▸ TASK TO CARRY OUT: Which lines hold the word "name"? Copy each of them from the material.

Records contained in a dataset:

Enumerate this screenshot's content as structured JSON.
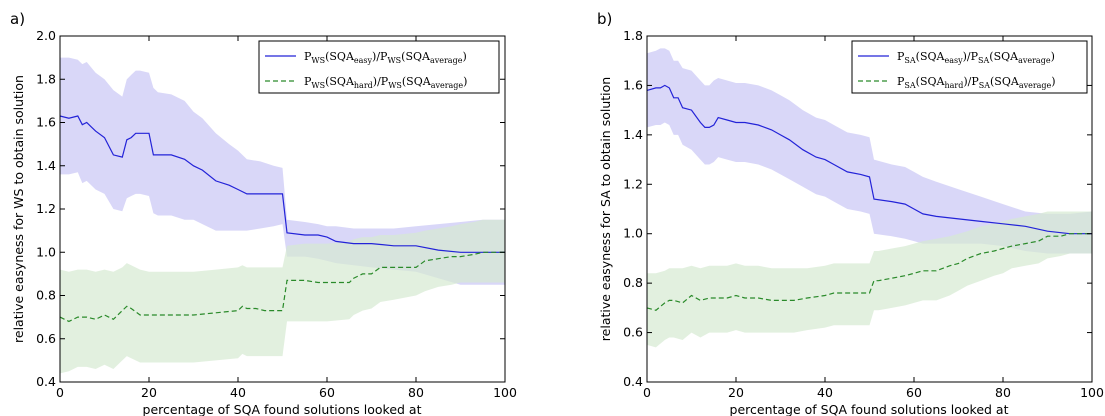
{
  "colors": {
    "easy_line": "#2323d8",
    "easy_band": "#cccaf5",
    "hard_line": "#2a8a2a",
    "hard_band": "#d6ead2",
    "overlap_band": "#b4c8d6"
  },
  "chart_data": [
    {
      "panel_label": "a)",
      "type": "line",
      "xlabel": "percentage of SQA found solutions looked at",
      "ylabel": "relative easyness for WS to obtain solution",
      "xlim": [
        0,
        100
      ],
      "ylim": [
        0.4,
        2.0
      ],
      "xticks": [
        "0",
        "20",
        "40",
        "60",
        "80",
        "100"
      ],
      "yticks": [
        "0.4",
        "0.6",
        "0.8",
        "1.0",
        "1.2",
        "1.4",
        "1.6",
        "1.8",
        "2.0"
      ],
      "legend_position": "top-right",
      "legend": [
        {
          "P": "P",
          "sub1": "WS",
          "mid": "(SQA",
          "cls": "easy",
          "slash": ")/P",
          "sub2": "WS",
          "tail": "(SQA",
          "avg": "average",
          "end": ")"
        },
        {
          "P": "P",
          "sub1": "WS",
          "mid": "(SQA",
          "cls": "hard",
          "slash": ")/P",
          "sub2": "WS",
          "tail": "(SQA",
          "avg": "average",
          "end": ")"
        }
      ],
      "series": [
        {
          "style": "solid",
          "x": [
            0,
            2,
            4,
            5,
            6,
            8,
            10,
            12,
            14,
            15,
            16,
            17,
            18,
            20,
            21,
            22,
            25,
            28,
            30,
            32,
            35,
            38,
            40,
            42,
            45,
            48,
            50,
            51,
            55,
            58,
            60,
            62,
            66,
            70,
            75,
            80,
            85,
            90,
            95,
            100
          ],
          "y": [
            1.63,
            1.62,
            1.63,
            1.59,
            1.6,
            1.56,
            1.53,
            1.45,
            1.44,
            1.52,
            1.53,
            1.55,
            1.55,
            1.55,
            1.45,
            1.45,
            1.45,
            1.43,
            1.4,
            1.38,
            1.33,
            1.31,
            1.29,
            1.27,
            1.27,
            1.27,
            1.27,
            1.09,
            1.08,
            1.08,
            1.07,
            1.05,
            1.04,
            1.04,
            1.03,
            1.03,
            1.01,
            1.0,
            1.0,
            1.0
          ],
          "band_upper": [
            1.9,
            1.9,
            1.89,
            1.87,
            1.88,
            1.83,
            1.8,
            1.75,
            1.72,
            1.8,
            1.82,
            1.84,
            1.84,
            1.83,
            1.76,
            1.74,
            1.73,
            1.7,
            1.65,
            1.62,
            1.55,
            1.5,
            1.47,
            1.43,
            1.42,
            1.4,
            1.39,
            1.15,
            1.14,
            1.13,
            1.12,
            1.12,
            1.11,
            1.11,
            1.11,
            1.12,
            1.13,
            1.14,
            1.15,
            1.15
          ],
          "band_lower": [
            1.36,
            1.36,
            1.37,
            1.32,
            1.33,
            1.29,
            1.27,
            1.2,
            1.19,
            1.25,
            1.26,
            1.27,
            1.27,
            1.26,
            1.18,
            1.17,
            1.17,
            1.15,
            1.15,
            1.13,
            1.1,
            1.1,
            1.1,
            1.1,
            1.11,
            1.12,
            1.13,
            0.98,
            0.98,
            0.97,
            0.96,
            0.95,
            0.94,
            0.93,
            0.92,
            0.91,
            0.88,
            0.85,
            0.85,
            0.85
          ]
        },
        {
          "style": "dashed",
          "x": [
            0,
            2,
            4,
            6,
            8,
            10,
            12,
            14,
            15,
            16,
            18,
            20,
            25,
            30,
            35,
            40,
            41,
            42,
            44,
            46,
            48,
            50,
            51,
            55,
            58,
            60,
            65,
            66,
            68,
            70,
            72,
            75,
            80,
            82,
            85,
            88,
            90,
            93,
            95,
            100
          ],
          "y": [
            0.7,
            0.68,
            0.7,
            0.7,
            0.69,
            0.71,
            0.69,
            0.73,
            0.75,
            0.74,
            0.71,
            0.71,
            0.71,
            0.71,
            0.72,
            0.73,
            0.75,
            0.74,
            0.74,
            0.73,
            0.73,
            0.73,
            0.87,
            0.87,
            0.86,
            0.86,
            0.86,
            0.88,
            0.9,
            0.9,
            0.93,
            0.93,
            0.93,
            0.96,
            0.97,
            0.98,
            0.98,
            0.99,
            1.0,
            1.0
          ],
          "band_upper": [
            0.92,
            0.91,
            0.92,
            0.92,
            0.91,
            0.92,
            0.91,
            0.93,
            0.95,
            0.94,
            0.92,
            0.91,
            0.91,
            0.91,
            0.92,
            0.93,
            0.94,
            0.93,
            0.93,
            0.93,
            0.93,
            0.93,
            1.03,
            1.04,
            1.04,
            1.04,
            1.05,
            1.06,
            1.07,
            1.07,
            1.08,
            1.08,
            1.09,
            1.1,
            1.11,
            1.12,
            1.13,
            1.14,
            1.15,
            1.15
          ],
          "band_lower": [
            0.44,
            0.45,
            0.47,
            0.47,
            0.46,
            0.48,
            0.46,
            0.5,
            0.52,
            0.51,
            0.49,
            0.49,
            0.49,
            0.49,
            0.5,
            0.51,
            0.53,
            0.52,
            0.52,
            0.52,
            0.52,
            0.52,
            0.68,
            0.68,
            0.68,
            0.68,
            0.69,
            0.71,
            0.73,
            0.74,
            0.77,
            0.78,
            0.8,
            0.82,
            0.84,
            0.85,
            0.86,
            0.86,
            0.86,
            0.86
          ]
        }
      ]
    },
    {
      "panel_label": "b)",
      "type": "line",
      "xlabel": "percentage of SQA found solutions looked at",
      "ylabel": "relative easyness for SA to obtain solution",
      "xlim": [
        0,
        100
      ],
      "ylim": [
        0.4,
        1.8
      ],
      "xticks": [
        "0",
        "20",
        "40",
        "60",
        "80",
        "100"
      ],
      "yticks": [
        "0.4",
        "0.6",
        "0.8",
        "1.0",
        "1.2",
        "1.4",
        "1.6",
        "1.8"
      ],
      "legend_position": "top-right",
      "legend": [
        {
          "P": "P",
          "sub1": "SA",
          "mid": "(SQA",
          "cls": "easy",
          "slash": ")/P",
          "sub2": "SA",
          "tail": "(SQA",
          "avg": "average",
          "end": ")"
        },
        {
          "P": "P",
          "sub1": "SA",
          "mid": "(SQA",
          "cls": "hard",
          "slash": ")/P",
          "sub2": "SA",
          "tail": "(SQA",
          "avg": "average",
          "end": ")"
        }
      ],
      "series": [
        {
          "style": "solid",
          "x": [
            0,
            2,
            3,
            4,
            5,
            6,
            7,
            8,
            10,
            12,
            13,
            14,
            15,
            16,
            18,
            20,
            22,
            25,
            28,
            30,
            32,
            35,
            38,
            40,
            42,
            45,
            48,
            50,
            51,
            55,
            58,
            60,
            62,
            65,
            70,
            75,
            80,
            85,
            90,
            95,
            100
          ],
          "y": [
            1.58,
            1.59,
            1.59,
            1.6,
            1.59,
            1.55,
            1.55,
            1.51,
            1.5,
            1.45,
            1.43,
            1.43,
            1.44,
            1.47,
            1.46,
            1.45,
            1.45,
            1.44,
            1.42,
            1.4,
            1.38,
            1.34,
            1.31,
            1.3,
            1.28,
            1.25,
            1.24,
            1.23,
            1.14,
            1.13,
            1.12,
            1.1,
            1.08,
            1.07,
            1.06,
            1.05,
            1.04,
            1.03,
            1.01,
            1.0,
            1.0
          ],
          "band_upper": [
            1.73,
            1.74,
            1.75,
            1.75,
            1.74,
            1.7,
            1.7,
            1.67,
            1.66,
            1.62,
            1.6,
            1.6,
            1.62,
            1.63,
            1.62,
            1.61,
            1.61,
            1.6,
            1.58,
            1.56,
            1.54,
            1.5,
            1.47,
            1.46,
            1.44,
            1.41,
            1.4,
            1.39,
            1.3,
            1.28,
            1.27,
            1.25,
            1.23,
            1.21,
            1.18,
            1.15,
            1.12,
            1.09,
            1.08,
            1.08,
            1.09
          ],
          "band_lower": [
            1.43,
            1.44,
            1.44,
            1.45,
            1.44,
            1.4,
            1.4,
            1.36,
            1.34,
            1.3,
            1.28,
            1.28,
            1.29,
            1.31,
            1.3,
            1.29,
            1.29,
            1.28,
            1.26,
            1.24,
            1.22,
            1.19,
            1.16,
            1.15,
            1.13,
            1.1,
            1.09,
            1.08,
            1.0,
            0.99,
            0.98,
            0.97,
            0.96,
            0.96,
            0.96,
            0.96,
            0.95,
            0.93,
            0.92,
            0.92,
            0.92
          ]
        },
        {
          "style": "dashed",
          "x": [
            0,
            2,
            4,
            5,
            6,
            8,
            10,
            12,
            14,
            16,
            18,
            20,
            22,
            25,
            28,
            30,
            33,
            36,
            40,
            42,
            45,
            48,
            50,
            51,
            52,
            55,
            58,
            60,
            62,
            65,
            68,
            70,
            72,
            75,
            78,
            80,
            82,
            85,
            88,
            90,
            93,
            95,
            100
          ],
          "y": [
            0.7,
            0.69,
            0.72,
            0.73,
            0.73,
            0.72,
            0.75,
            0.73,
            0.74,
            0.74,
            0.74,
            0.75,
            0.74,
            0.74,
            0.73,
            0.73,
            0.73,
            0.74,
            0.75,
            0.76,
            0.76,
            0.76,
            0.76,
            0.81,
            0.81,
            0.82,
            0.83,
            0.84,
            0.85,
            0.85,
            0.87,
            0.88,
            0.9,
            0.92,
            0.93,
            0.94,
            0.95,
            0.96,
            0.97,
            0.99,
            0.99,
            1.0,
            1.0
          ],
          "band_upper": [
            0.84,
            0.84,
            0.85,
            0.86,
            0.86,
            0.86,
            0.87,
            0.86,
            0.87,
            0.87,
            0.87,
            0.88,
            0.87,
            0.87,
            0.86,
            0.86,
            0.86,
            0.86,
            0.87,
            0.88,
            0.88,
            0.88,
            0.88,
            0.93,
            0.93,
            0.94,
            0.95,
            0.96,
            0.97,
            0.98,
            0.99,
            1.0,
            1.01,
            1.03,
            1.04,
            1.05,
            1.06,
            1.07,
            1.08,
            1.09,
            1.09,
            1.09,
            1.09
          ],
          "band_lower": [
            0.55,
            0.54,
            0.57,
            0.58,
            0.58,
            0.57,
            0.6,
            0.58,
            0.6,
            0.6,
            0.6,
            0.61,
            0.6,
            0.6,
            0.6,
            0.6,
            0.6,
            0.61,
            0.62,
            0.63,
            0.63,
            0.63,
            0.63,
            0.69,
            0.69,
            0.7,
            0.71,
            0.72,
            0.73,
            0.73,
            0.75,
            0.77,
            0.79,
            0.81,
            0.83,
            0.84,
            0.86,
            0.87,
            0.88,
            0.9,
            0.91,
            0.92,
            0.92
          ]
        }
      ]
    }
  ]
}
* * *
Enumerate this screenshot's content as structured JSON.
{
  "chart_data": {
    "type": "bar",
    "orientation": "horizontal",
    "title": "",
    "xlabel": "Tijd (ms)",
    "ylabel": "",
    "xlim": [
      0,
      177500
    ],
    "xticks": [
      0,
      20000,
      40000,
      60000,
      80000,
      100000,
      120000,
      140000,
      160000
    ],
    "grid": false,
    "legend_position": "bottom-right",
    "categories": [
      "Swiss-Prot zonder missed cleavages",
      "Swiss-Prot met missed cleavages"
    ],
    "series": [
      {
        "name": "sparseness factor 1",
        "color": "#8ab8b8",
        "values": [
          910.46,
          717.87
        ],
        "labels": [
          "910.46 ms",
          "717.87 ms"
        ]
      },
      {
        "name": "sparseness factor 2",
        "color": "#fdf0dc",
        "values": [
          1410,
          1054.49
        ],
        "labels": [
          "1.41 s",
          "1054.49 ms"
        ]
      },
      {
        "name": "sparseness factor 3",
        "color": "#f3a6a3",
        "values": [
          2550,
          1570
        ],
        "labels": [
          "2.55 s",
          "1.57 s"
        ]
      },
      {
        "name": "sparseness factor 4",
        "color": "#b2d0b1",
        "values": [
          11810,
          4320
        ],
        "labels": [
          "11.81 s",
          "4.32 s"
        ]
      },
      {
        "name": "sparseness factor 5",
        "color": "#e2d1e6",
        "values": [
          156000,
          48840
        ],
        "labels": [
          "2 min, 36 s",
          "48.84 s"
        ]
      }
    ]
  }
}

▸ EXPECTED OUTPUT:
        "name": "sparseness factor 1",
        "name": "sparseness factor 2",
        "name": "sparseness factor 3",
        "name": "sparseness factor 4",
        "name": "sparseness factor 5",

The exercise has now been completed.